- **Written exercise**: Lines containing "JSON" are to be counted. Give the number and nothing more.

- **Supplied material**:
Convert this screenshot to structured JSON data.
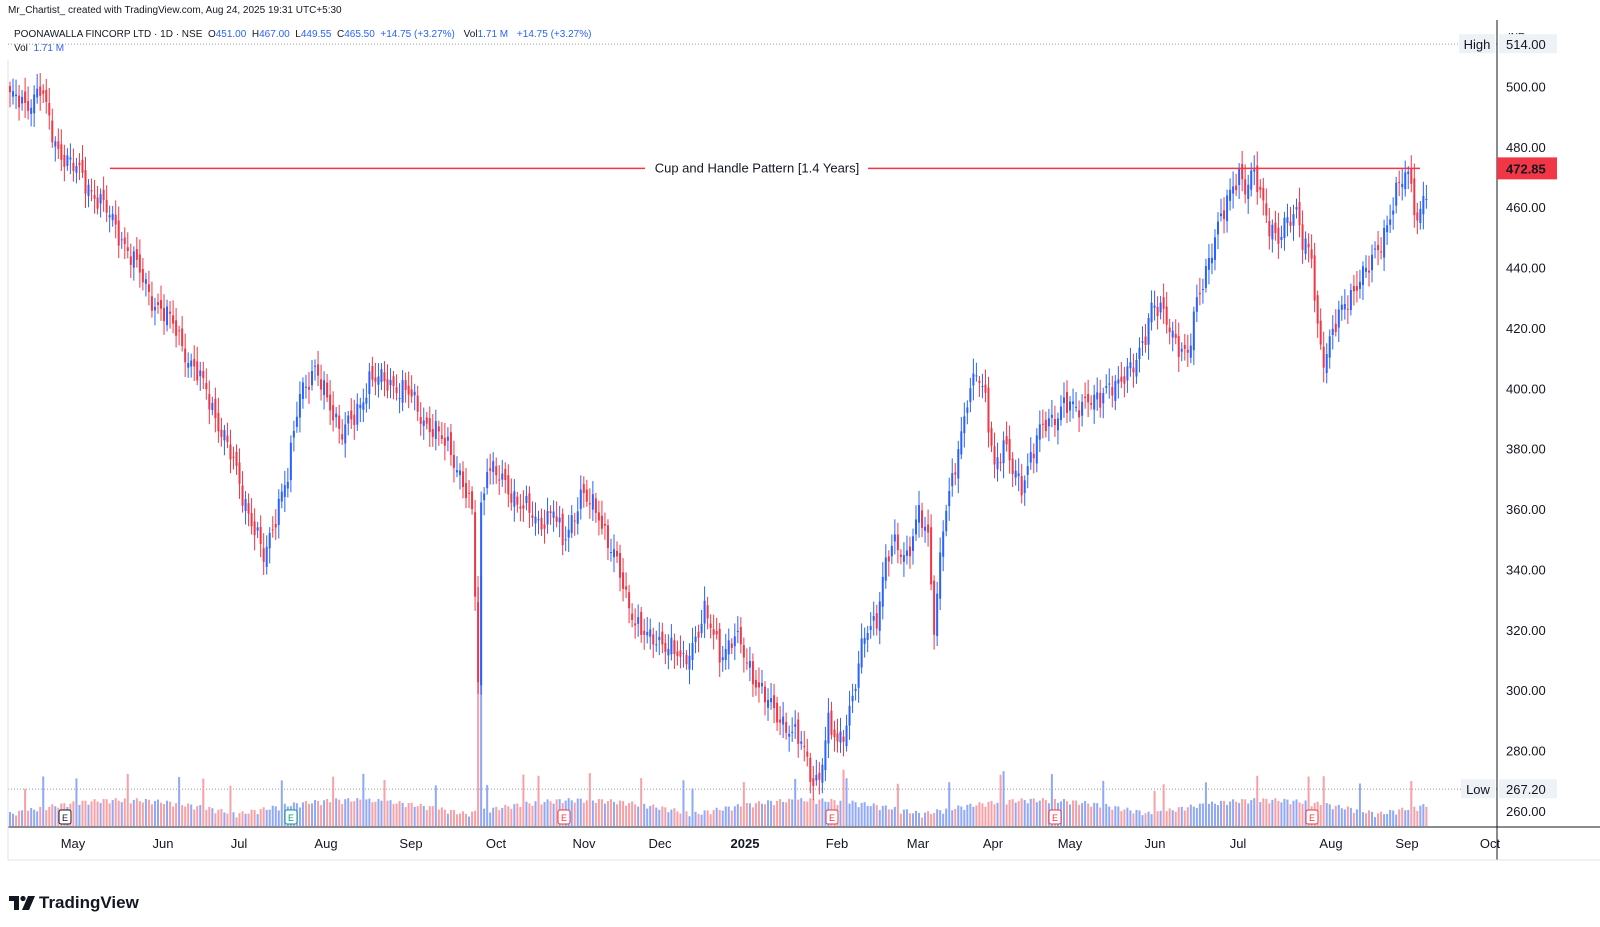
{
  "attribution": "Mr_Chartist_ created with TradingView.com, Aug 24, 2025 19:31 UTC+5:30",
  "legend": {
    "symbol": "POONAWALLA FINCORP LTD · 1D · NSE",
    "open_label": "O",
    "open": "451.00",
    "high_label": "H",
    "high": "467.00",
    "low_label": "L",
    "low": "449.55",
    "close_label": "C",
    "close": "465.50",
    "change": "+14.75 (+3.27%)",
    "vol_label": "Vol",
    "vol": "1.71 M",
    "vol_change": "+14.75 (+3.27%)",
    "vol_row_label": "Vol",
    "vol_row_value": "1.71 M"
  },
  "brand": "TradingView",
  "colors": {
    "up": "#2962ff",
    "down": "#f23645",
    "line": "#f23645",
    "grid_dotted": "#9598a1"
  },
  "chart_data": {
    "type": "candlestick",
    "currency": "INR",
    "y_ticks": [
      "500.00",
      "480.00",
      "460.00",
      "440.00",
      "420.00",
      "400.00",
      "380.00",
      "360.00",
      "340.00",
      "320.00",
      "300.00",
      "280.00",
      "260.00"
    ],
    "y_tick_values": [
      500,
      480,
      460,
      440,
      420,
      400,
      380,
      360,
      340,
      320,
      300,
      280,
      260
    ],
    "ylim": [
      255,
      522
    ],
    "x_labels": [
      "May",
      "Jun",
      "Jul",
      "Aug",
      "Sep",
      "Oct",
      "Nov",
      "Dec",
      "2025",
      "Feb",
      "Mar",
      "Apr",
      "May",
      "Jun",
      "Jul",
      "Aug",
      "Sep",
      "Oct"
    ],
    "high_label": "High",
    "high_value": "514.00",
    "high": 514.0,
    "low_label": "Low",
    "low_value": "267.20",
    "low": 267.2,
    "current_value": "472.85",
    "current": 472.85,
    "annotation": "Cup and Handle Pattern [1.4 Years]",
    "resistance": 472.85,
    "earnings_marker": "E",
    "anchors": [
      [
        0,
        497
      ],
      [
        5,
        493
      ],
      [
        10,
        500
      ],
      [
        15,
        480
      ],
      [
        20,
        475
      ],
      [
        25,
        468
      ],
      [
        30,
        462
      ],
      [
        38,
        448
      ],
      [
        42,
        440
      ],
      [
        48,
        428
      ],
      [
        55,
        420
      ],
      [
        60,
        407
      ],
      [
        65,
        400
      ],
      [
        70,
        385
      ],
      [
        75,
        373
      ],
      [
        80,
        355
      ],
      [
        84,
        344
      ],
      [
        89,
        362
      ],
      [
        92,
        370
      ],
      [
        96,
        400
      ],
      [
        101,
        405
      ],
      [
        106,
        395
      ],
      [
        110,
        385
      ],
      [
        114,
        390
      ],
      [
        119,
        403
      ],
      [
        126,
        402
      ],
      [
        133,
        397
      ],
      [
        138,
        388
      ],
      [
        146,
        380
      ],
      [
        150,
        368
      ],
      [
        153,
        358
      ],
      [
        155,
        305
      ],
      [
        156,
        360
      ],
      [
        158,
        375
      ],
      [
        162,
        370
      ],
      [
        169,
        362
      ],
      [
        175,
        355
      ],
      [
        180,
        360
      ],
      [
        183,
        348
      ],
      [
        189,
        365
      ],
      [
        195,
        358
      ],
      [
        200,
        345
      ],
      [
        204,
        330
      ],
      [
        208,
        322
      ],
      [
        212,
        316
      ],
      [
        218,
        316
      ],
      [
        223,
        308
      ],
      [
        227,
        318
      ],
      [
        230,
        326
      ],
      [
        235,
        312
      ],
      [
        240,
        318
      ],
      [
        245,
        307
      ],
      [
        249,
        300
      ],
      [
        253,
        292
      ],
      [
        258,
        288
      ],
      [
        262,
        282
      ],
      [
        266,
        270
      ],
      [
        268,
        272
      ],
      [
        271,
        288
      ],
      [
        274,
        282
      ],
      [
        277,
        290
      ],
      [
        280,
        302
      ],
      [
        283,
        318
      ],
      [
        287,
        325
      ],
      [
        290,
        342
      ],
      [
        293,
        348
      ],
      [
        297,
        345
      ],
      [
        301,
        358
      ],
      [
        304,
        350
      ],
      [
        306,
        322
      ],
      [
        309,
        355
      ],
      [
        312,
        368
      ],
      [
        315,
        385
      ],
      [
        317,
        398
      ],
      [
        320,
        405
      ],
      [
        323,
        395
      ],
      [
        326,
        375
      ],
      [
        329,
        382
      ],
      [
        332,
        372
      ],
      [
        335,
        368
      ],
      [
        338,
        378
      ],
      [
        341,
        385
      ],
      [
        345,
        390
      ],
      [
        349,
        395
      ],
      [
        353,
        392
      ],
      [
        357,
        398
      ],
      [
        361,
        395
      ],
      [
        365,
        402
      ],
      [
        369,
        404
      ],
      [
        372,
        406
      ],
      [
        375,
        415
      ],
      [
        378,
        428
      ],
      [
        381,
        425
      ],
      [
        384,
        420
      ],
      [
        387,
        415
      ],
      [
        390,
        410
      ],
      [
        393,
        428
      ],
      [
        396,
        440
      ],
      [
        399,
        450
      ],
      [
        402,
        458
      ],
      [
        405,
        468
      ],
      [
        407,
        472
      ],
      [
        409,
        466
      ],
      [
        412,
        470
      ],
      [
        415,
        462
      ],
      [
        417,
        455
      ],
      [
        420,
        448
      ],
      [
        423,
        455
      ],
      [
        426,
        460
      ],
      [
        428,
        450
      ],
      [
        431,
        442
      ],
      [
        433,
        418
      ],
      [
        435,
        410
      ],
      [
        438,
        420
      ],
      [
        441,
        425
      ],
      [
        444,
        430
      ],
      [
        447,
        438
      ],
      [
        450,
        440
      ],
      [
        453,
        445
      ],
      [
        456,
        455
      ],
      [
        459,
        465
      ],
      [
        462,
        470
      ],
      [
        464,
        468
      ],
      [
        466,
        455
      ],
      [
        468,
        465
      ]
    ]
  }
}
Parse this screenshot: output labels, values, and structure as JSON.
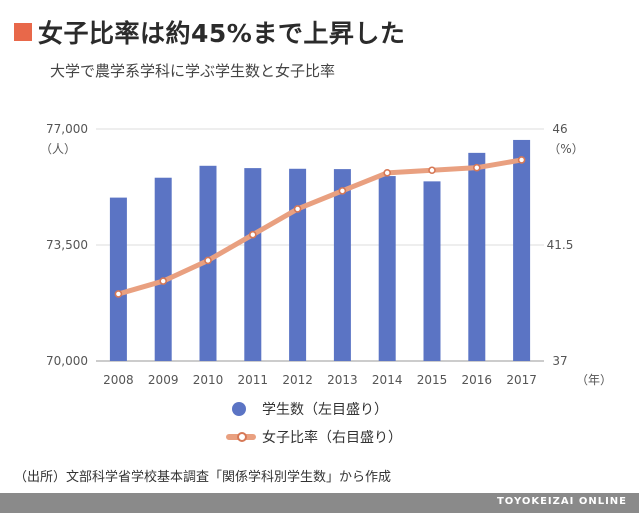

- **Written answer**: 2